Source data —
####################

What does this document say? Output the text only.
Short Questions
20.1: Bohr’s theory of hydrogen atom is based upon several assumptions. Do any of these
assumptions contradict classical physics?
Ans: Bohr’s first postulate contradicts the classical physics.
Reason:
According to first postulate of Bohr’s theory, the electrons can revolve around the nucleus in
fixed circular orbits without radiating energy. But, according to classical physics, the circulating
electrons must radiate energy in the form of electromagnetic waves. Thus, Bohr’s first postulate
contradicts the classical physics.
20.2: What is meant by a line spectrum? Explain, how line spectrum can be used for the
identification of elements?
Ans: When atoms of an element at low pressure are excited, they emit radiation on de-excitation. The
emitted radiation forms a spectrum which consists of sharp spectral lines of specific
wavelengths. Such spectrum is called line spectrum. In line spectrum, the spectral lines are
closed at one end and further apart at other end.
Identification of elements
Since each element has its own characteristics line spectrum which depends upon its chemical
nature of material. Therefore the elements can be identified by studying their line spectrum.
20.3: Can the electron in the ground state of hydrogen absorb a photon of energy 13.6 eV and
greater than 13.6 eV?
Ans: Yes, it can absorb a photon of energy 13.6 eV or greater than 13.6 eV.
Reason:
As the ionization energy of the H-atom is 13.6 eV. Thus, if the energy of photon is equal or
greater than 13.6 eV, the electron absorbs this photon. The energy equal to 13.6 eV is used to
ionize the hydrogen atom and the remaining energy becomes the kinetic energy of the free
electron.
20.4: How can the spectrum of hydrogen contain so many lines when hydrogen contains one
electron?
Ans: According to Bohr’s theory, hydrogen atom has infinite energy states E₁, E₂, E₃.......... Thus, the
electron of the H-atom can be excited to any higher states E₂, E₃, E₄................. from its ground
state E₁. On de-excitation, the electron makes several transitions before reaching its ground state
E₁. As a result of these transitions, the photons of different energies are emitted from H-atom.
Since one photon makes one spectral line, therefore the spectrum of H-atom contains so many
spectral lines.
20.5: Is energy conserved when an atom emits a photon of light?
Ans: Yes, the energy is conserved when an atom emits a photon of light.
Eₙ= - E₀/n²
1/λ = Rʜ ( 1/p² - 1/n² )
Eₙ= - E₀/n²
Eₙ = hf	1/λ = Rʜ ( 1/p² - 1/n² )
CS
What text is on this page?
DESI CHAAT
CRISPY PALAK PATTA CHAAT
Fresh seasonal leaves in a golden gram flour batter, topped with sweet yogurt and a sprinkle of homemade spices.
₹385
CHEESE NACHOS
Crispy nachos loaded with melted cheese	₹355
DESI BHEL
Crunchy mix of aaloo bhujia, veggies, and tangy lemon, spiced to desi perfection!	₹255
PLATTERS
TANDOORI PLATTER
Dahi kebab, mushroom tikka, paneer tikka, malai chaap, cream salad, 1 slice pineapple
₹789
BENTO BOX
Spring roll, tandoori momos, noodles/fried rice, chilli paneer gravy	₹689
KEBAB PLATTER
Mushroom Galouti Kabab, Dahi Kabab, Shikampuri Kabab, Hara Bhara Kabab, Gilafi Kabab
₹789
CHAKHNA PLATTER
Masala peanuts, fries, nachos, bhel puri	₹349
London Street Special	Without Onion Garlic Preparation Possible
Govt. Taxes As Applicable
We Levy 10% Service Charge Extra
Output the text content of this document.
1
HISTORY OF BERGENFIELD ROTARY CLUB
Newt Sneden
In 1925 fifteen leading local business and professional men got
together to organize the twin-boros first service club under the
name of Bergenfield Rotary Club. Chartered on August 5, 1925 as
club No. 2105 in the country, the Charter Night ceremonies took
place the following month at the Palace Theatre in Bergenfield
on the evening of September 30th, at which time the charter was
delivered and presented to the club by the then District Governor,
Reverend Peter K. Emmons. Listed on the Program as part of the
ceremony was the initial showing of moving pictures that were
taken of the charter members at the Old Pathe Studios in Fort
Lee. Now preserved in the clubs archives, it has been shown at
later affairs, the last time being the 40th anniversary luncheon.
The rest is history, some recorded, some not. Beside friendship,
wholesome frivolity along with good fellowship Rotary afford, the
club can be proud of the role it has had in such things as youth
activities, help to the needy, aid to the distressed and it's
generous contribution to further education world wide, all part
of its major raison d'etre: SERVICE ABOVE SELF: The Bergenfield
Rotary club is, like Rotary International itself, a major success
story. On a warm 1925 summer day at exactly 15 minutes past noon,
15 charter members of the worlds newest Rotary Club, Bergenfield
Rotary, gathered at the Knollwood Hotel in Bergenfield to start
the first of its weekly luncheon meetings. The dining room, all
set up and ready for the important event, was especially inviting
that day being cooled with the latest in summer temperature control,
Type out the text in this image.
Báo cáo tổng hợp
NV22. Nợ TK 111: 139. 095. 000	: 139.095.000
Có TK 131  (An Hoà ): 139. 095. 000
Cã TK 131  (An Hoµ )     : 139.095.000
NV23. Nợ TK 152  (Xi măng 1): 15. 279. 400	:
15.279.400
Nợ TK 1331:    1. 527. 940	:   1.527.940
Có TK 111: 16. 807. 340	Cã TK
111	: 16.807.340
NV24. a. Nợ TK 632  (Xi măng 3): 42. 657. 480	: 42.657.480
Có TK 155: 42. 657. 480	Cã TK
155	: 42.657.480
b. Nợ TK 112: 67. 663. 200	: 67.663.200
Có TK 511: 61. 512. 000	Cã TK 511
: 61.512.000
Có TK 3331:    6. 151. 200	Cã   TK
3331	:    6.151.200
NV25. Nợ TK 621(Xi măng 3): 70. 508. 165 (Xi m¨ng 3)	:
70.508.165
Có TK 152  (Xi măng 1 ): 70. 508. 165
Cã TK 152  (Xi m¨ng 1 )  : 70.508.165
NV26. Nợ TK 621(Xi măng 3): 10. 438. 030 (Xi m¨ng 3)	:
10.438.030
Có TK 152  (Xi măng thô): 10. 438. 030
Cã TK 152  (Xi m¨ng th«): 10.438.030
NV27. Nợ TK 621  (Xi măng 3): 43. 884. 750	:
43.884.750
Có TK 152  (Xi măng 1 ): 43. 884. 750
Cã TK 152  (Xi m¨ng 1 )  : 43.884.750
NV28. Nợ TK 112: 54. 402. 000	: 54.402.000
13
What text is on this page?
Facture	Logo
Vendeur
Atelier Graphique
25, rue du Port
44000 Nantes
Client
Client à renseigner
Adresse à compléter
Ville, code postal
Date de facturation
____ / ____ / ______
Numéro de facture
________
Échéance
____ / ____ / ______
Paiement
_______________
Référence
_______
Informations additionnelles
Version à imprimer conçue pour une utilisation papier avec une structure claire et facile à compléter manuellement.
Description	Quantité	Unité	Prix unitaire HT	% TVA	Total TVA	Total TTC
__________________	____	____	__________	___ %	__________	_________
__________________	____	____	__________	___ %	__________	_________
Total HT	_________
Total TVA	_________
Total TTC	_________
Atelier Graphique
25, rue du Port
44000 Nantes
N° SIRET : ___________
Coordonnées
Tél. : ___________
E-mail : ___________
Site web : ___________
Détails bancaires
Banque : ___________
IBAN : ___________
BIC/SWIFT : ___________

####################

Directions for this task —
Return from the data every line that holds "Output".

Expected answer —
What does this document say? Output the text only.
Output the text content of this document.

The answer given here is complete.